═════ Extracted entries ═════
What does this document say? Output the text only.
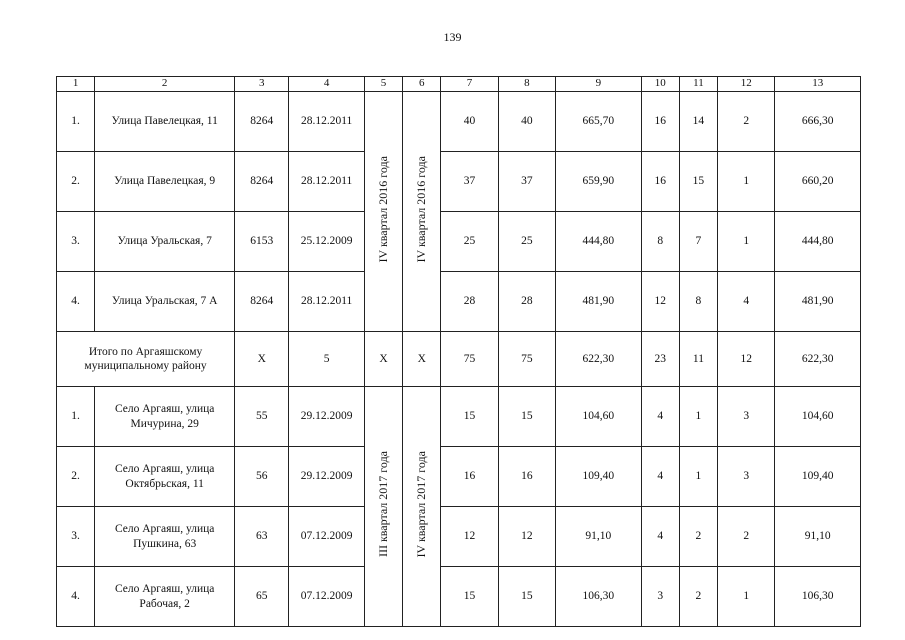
139
1	2	3	4	5	6	7	8	9	10	11	12	13
1.	Улица Павелецкая, 11	8264	28.12.2011	IV квартал 2016 года	IV квартал 2016 года	40	40	665,70	16	14	2	666,30
2.	Улица Павелецкая, 9	8264	28.12.2011			37	37	659,90	16	15	1	660,20
3.	Улица Уральская, 7	6153	25.12.2009			25	25	444,80	8	7	1	444,80
4.	Улица Уральская, 7 А	8264	28.12.2011			28	28	481,90	12	8	4	481,90
Итого по Аргаяшскому
муниципальному району		X	5	X	X	75	75	622,30	23	11	12	622,30
1.	Село Аргаяш, улица
Мичурина, 29	55	29.12.2009	III квартал 2017 года	IV квартал 2017 года	15	15	104,60	4	1	3	104,60
2.	Село Аргаяш, улица
Октябрьская, 11	56	29.12.2009			16	16	109,40	4	1	3	109,40
3.	Село Аргаяш, улица
Пушкина, 63	63	07.12.2009			12	12	91,10	4	2	2	91,10
4.	Село Аргаяш, улица
Рабочая, 2	65	07.12.2009			15	15	106,30	3	2	1	106,30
═════
◆ **What to work on**: With the pictures omitted, reproduce the records in full and exactly.

◆ **Exercise output**:
What does this document say? Output the text only.
139
1	2	3	4	5	6	7	8	9	10	11	12	13
1.	Улица Павелецкая, 11	8264	28.12.2011	IV квартал 2016 года	IV квартал 2016 года	40	40	665,70	16	14	2	666,30
2.	Улица Павелецкая, 9	8264	28.12.2011			37	37	659,90	16	15	1	660,20
3.	Улица Уральская, 7	6153	25.12.2009			25	25	444,80	8	7	1	444,80
4.	Улица Уральская, 7 А	8264	28.12.2011			28	28	481,90	12	8	4	481,90
Итого по Аргаяшскому
муниципальному району		X	5	X	X	75	75	622,30	23	11	12	622,30
1.	Село Аргаяш, улица
Мичурина, 29	55	29.12.2009	III квартал 2017 года	IV квартал 2017 года	15	15	104,60	4	1	3	104,60
2.	Село Аргаяш, улица
Октябрьская, 11	56	29.12.2009			16	16	109,40	4	1	3	109,40
3.	Село Аргаяш, улица
Пушкина, 63	63	07.12.2009			12	12	91,10	4	2	2	91,10
4.	Село Аргаяш, улица
Рабочая, 2	65	07.12.2009			15	15	106,30	3	2	1	106,30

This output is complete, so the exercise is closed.